--- ITEMS ---

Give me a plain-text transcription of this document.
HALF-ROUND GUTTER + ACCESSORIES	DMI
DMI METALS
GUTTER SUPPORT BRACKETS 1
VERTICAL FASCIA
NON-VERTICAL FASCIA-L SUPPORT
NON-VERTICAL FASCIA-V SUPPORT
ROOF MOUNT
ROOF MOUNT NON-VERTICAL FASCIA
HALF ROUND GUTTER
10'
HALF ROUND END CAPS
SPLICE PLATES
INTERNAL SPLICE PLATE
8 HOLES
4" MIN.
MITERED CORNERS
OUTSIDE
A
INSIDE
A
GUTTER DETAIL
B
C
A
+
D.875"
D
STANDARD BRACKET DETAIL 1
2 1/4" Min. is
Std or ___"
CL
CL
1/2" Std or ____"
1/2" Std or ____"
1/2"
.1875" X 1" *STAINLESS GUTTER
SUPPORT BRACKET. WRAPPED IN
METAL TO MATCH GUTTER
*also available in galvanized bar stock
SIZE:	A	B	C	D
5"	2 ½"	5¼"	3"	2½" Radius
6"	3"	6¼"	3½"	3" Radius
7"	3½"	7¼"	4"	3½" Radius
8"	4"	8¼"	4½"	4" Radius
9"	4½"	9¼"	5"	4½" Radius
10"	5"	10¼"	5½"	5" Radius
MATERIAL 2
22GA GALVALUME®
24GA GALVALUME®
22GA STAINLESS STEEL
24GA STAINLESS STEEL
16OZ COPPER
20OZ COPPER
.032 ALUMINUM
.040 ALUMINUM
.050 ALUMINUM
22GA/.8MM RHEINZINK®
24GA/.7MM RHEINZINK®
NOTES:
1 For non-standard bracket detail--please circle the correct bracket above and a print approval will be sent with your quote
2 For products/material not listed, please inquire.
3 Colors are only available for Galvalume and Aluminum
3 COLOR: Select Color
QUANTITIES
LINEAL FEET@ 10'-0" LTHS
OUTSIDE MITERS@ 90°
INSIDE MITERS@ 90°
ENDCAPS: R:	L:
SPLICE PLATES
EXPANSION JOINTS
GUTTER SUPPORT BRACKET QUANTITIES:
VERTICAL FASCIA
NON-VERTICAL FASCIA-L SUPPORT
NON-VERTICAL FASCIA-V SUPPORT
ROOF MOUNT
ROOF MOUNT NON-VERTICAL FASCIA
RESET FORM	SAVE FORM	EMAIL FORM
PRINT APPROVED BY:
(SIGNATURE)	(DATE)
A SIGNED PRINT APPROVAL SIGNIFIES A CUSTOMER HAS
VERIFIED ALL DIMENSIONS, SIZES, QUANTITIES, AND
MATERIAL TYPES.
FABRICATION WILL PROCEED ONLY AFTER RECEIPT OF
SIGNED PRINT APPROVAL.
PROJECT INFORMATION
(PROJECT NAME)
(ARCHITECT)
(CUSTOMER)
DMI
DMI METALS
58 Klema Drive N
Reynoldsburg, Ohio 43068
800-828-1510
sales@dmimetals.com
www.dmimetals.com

---

## WHAT IS NEEDED
Set down the listing above in full, please, exactly as it appears.

## SOLUTION
Give me a plain-text transcription of this document.
HALF-ROUND GUTTER + ACCESSORIES	DMI
DMI METALS
GUTTER SUPPORT BRACKETS 1
VERTICAL FASCIA
NON-VERTICAL FASCIA-L SUPPORT
NON-VERTICAL FASCIA-V SUPPORT
ROOF MOUNT
ROOF MOUNT NON-VERTICAL FASCIA
HALF ROUND GUTTER
10'
HALF ROUND END CAPS
SPLICE PLATES
INTERNAL SPLICE PLATE
8 HOLES
4" MIN.
MITERED CORNERS
OUTSIDE
A
INSIDE
A
GUTTER DETAIL
B
C
A
+
D.875"
D
STANDARD BRACKET DETAIL 1
2 1/4" Min. is
Std or ___"
CL
CL
1/2" Std or ____"
1/2" Std or ____"
1/2"
.1875" X 1" *STAINLESS GUTTER
SUPPORT BRACKET. WRAPPED IN
METAL TO MATCH GUTTER
*also available in galvanized bar stock
SIZE:	A	B	C	D
5"	2 ½"	5¼"	3"	2½" Radius
6"	3"	6¼"	3½"	3" Radius
7"	3½"	7¼"	4"	3½" Radius
8"	4"	8¼"	4½"	4" Radius
9"	4½"	9¼"	5"	4½" Radius
10"	5"	10¼"	5½"	5" Radius
MATERIAL 2
22GA GALVALUME®
24GA GALVALUME®
22GA STAINLESS STEEL
24GA STAINLESS STEEL
16OZ COPPER
20OZ COPPER
.032 ALUMINUM
.040 ALUMINUM
.050 ALUMINUM
22GA/.8MM RHEINZINK®
24GA/.7MM RHEINZINK®
NOTES:
1 For non-standard bracket detail--please circle the correct bracket above and a print approval will be sent with your quote
2 For products/material not listed, please inquire.
3 Colors are only available for Galvalume and Aluminum
3 COLOR: Select Color
QUANTITIES
LINEAL FEET@ 10'-0" LTHS
OUTSIDE MITERS@ 90°
INSIDE MITERS@ 90°
ENDCAPS: R:	L:
SPLICE PLATES
EXPANSION JOINTS
GUTTER SUPPORT BRACKET QUANTITIES:
VERTICAL FASCIA
NON-VERTICAL FASCIA-L SUPPORT
NON-VERTICAL FASCIA-V SUPPORT
ROOF MOUNT
ROOF MOUNT NON-VERTICAL FASCIA
RESET FORM	SAVE FORM	EMAIL FORM
PRINT APPROVED BY:
(SIGNATURE)	(DATE)
A SIGNED PRINT APPROVAL SIGNIFIES A CUSTOMER HAS
VERIFIED ALL DIMENSIONS, SIZES, QUANTITIES, AND
MATERIAL TYPES.
FABRICATION WILL PROCEED ONLY AFTER RECEIPT OF
SIGNED PRINT APPROVAL.
PROJECT INFORMATION
(PROJECT NAME)
(ARCHITECT)
(CUSTOMER)
DMI
DMI METALS
58 Klema Drive N
Reynoldsburg, Ohio 43068
800-828-1510
sales@dmimetals.com
www.dmimetals.com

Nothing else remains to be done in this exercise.